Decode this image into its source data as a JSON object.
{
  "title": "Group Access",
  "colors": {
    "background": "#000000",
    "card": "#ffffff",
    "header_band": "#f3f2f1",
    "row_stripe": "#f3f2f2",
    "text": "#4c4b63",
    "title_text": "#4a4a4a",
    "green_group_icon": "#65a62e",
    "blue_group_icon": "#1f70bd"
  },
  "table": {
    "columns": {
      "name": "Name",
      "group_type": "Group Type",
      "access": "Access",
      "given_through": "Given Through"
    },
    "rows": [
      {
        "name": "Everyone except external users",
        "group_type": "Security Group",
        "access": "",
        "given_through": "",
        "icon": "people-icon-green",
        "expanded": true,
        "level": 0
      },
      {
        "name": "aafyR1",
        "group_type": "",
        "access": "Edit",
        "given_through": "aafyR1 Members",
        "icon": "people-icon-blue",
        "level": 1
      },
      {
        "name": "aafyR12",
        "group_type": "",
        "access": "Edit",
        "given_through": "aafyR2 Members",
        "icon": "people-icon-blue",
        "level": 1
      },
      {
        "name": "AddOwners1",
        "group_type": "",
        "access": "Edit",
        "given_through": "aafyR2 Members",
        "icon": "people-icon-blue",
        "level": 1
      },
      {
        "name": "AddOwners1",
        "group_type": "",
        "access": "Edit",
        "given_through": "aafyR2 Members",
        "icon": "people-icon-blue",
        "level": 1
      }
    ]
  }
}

▬▬▬▬▬▬▬▬▬▬

--- Exercise prompt ---
Copy out each line exactly.

--- Solution to this problem ---
Decode this image into its source data as a JSON object.
{
  "title": "Group Access",
  "colors": {
    "background": "#000000",
    "card": "#ffffff",
    "header_band": "#f3f2f1",
    "row_stripe": "#f3f2f2",
    "text": "#4c4b63",
    "title_text": "#4a4a4a",
    "green_group_icon": "#65a62e",
    "blue_group_icon": "#1f70bd"
  },
  "table": {
    "columns": {
      "name": "Name",
      "group_type": "Group Type",
      "access": "Access",
      "given_through": "Given Through"
    },
    "rows": [
      {
        "name": "Everyone except external users",
        "group_type": "Security Group",
        "access": "",
        "given_through": "",
        "icon": "people-icon-green",
        "expanded": true,
        "level": 0
      },
      {
        "name": "aafyR1",
        "group_type": "",
        "access": "Edit",
        "given_through": "aafyR1 Members",
        "icon": "people-icon-blue",
        "level": 1
      },
      {
        "name": "aafyR12",
        "group_type": "",
        "access": "Edit",
        "given_through": "aafyR2 Members",
        "icon": "people-icon-blue",
        "level": 1
      },
      {
        "name": "AddOwners1",
        "group_type": "",
        "access": "Edit",
        "given_through": "aafyR2 Members",
        "icon": "people-icon-blue",
        "level": 1
      },
      {
        "name": "AddOwners1",
        "group_type": "",
        "access": "Edit",
        "given_through": "aafyR2 Members",
        "icon": "people-icon-blue",
        "level": 1
      }
    ]
  }
}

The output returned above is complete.